- _Challenge_: Say only how many lines contain the word "Users".

--- BEGIN Data extract ---

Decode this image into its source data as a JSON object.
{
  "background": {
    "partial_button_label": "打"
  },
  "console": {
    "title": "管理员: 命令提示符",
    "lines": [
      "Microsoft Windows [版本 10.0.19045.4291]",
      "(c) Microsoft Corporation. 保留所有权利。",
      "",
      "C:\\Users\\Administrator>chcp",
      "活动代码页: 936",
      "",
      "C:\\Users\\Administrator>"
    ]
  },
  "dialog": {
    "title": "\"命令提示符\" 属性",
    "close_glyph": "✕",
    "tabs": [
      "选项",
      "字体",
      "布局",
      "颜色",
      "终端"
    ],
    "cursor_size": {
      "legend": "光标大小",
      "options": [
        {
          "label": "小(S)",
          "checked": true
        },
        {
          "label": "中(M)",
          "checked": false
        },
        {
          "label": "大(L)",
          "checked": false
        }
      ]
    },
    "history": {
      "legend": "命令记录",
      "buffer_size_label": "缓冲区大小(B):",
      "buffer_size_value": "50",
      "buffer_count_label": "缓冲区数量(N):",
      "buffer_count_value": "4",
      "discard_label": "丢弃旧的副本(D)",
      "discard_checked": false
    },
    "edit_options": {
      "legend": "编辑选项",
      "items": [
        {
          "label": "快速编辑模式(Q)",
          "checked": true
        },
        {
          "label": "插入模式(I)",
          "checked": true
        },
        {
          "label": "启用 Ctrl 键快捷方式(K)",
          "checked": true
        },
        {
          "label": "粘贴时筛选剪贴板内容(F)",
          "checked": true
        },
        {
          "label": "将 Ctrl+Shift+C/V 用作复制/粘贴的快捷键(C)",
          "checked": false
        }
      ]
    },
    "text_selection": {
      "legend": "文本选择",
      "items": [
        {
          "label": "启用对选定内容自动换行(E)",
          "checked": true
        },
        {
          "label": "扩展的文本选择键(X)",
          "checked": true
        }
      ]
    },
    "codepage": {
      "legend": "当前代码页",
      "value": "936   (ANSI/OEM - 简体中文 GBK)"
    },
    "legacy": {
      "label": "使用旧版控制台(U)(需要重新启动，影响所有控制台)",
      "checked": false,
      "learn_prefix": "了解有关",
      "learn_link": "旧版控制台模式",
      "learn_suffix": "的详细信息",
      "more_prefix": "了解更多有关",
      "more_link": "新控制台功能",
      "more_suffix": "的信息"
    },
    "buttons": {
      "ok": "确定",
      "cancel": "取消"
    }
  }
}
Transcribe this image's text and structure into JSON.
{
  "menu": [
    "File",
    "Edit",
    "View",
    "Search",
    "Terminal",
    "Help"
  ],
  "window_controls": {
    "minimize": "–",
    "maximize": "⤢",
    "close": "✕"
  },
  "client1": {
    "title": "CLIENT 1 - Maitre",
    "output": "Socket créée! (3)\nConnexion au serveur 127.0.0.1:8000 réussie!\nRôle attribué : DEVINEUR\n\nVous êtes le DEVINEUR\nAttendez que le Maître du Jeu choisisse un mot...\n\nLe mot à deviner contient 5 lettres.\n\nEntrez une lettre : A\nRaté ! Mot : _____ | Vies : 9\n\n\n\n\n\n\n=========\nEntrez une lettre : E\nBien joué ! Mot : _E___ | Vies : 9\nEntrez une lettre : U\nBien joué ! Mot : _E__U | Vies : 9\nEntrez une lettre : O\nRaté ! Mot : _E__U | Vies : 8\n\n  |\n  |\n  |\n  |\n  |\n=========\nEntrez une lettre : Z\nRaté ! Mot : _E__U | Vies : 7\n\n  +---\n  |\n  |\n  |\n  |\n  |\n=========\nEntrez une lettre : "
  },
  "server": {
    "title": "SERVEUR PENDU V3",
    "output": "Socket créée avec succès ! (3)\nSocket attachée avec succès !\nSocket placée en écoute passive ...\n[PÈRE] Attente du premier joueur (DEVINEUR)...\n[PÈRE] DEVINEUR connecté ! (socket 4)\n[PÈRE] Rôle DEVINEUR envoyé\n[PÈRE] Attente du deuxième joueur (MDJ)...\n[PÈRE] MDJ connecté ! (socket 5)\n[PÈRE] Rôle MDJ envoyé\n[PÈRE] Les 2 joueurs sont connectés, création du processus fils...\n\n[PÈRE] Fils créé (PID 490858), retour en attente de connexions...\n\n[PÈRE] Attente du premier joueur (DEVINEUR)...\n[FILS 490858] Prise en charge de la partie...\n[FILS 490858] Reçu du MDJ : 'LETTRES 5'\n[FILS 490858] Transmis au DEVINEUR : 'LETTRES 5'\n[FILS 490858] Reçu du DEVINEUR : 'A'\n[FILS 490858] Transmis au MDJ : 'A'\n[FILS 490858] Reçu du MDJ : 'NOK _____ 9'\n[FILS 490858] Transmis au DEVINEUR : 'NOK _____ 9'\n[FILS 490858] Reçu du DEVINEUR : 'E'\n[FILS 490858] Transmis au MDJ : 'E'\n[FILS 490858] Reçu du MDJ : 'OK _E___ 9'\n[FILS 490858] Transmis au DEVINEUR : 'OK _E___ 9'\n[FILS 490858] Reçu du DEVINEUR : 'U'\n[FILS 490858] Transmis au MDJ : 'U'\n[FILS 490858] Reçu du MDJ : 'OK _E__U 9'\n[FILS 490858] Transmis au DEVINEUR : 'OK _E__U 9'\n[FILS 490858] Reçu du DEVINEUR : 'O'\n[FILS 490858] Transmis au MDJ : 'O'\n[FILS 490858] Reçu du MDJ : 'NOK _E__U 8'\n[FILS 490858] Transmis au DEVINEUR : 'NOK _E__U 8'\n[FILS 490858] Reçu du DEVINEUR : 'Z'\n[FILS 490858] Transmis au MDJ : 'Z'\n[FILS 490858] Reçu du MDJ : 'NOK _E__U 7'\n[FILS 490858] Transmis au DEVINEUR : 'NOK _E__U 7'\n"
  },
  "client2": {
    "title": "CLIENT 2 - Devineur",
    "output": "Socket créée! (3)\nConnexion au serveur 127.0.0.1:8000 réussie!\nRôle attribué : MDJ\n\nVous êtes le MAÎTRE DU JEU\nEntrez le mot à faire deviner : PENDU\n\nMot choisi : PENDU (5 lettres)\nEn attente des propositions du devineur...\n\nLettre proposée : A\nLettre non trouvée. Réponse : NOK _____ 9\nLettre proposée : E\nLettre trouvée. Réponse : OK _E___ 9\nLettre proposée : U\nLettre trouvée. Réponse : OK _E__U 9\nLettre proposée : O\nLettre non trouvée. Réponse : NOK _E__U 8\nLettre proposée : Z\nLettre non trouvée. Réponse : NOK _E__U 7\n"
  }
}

--- END Data extract ---

- _Result of the task_: 2